### WHAT IS EXPECTED
Every line of the material is to be repeated exactly as it stands.

═════ GIVEN DATA

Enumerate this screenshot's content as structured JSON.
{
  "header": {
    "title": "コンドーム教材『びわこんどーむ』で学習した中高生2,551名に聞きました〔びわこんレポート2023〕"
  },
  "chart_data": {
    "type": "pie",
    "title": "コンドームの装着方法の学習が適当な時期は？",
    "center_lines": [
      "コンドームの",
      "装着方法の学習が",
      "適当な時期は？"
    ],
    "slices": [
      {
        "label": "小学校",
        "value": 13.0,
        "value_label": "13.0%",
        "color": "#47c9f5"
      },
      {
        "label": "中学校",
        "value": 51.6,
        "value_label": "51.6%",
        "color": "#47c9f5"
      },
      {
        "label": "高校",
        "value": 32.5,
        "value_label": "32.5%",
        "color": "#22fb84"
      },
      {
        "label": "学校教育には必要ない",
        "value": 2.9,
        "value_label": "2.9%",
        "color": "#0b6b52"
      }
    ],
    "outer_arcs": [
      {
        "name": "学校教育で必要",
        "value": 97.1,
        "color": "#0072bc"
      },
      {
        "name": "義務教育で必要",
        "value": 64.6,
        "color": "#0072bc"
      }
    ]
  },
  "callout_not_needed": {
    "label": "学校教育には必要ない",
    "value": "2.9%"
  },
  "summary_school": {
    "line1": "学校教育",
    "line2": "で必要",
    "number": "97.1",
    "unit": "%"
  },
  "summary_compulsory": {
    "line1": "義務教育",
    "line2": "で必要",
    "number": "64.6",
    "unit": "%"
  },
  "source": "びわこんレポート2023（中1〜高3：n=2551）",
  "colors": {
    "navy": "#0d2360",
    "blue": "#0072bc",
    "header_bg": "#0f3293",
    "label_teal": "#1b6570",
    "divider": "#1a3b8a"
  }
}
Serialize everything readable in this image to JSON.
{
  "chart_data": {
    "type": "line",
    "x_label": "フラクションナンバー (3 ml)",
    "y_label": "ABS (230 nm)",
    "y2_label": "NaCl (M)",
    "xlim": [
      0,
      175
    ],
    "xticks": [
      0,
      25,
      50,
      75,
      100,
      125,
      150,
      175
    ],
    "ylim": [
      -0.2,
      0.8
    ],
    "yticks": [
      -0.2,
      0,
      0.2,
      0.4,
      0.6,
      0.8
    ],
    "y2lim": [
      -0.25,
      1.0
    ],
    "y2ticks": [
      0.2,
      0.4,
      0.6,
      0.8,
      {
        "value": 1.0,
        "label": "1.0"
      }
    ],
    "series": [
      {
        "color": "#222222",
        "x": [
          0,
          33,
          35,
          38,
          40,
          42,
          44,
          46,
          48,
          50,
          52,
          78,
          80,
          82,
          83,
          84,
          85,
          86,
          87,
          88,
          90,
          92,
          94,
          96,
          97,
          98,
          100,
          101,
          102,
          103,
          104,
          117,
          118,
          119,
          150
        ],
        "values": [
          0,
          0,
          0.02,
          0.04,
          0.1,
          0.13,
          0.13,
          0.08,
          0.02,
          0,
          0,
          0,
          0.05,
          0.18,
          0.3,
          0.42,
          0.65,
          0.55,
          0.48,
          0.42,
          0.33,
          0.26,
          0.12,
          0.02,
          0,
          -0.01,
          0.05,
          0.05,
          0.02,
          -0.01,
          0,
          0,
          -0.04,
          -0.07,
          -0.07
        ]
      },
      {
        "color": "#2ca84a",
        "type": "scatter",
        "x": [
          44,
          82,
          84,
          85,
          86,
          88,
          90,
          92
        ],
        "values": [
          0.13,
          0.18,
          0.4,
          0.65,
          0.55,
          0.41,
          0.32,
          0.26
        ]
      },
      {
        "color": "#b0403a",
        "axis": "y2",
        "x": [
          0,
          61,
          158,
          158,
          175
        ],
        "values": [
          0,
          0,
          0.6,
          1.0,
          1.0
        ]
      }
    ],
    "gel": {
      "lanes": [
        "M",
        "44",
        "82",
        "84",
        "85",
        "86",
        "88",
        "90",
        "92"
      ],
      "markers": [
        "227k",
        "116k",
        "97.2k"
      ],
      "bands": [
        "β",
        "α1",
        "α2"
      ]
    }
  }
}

══════════

### SOLVED PROBLEM
Enumerate this screenshot's content as structured JSON.
{
  "header": {
    "title": "コンドーム教材『びわこんどーむ』で学習した中高生2,551名に聞きました〔びわこんレポート2023〕"
  },
  "chart_data": {
    "type": "pie",
    "title": "コンドームの装着方法の学習が適当な時期は？",
    "center_lines": [
      "コンドームの",
      "装着方法の学習が",
      "適当な時期は？"
    ],
    "slices": [
      {
        "label": "小学校",
        "value": 13.0,
        "value_label": "13.0%",
        "color": "#47c9f5"
      },
      {
        "label": "中学校",
        "value": 51.6,
        "value_label": "51.6%",
        "color": "#47c9f5"
      },
      {
        "label": "高校",
        "value": 32.5,
        "value_label": "32.5%",
        "color": "#22fb84"
      },
      {
        "label": "学校教育には必要ない",
        "value": 2.9,
        "value_label": "2.9%",
        "color": "#0b6b52"
      }
    ],
    "outer_arcs": [
      {
        "name": "学校教育で必要",
        "value": 97.1,
        "color": "#0072bc"
      },
      {
        "name": "義務教育で必要",
        "value": 64.6,
        "color": "#0072bc"
      }
    ]
  },
  "callout_not_needed": {
    "label": "学校教育には必要ない",
    "value": "2.9%"
  },
  "summary_school": {
    "line1": "学校教育",
    "line2": "で必要",
    "number": "97.1",
    "unit": "%"
  },
  "summary_compulsory": {
    "line1": "義務教育",
    "line2": "で必要",
    "number": "64.6",
    "unit": "%"
  },
  "source": "びわこんレポート2023（中1〜高3：n=2551）",
  "colors": {
    "navy": "#0d2360",
    "blue": "#0072bc",
    "header_bg": "#0f3293",
    "label_teal": "#1b6570",
    "divider": "#1a3b8a"
  }
}
Serialize everything readable in this image to JSON.
{
  "chart_data": {
    "type": "line",
    "x_label": "フラクションナンバー (3 ml)",
    "y_label": "ABS (230 nm)",
    "y2_label": "NaCl (M)",
    "xlim": [
      0,
      175
    ],
    "xticks": [
      0,
      25,
      50,
      75,
      100,
      125,
      150,
      175
    ],
    "ylim": [
      -0.2,
      0.8
    ],
    "yticks": [
      -0.2,
      0,
      0.2,
      0.4,
      0.6,
      0.8
    ],
    "y2lim": [
      -0.25,
      1.0
    ],
    "y2ticks": [
      0.2,
      0.4,
      0.6,
      0.8,
      {
        "value": 1.0,
        "label": "1.0"
      }
    ],
    "series": [
      {
        "color": "#222222",
        "x": [
          0,
          33,
          35,
          38,
          40,
          42,
          44,
          46,
          48,
          50,
          52,
          78,
          80,
          82,
          83,
          84,
          85,
          86,
          87,
          88,
          90,
          92,
          94,
          96,
          97,
          98,
          100,
          101,
          102,
          103,
          104,
          117,
          118,
          119,
          150
        ],
        "values": [
          0,
          0,
          0.02,
          0.04,
          0.1,
          0.13,
          0.13,
          0.08,
          0.02,
          0,
          0,
          0,
          0.05,
          0.18,
          0.3,
          0.42,
          0.65,
          0.55,
          0.48,
          0.42,
          0.33,
          0.26,
          0.12,
          0.02,
          0,
          -0.01,
          0.05,
          0.05,
          0.02,
          -0.01,
          0,
          0,
          -0.04,
          -0.07,
          -0.07
        ]
      },
      {
        "color": "#2ca84a",
        "type": "scatter",
        "x": [
          44,
          82,
          84,
          85,
          86,
          88,
          90,
          92
        ],
        "values": [
          0.13,
          0.18,
          0.4,
          0.65,
          0.55,
          0.41,
          0.32,
          0.26
        ]
      },
      {
        "color": "#b0403a",
        "axis": "y2",
        "x": [
          0,
          61,
          158,
          158,
          175
        ],
        "values": [
          0,
          0,
          0.6,
          1.0,
          1.0
        ]
      }
    ],
    "gel": {
      "lanes": [
        "M",
        "44",
        "82",
        "84",
        "85",
        "86",
        "88",
        "90",
        "92"
      ],
      "markers": [
        "227k",
        "116k",
        "97.2k"
      ],
      "bands": [
        "β",
        "α1",
        "α2"
      ]
    }
  }
}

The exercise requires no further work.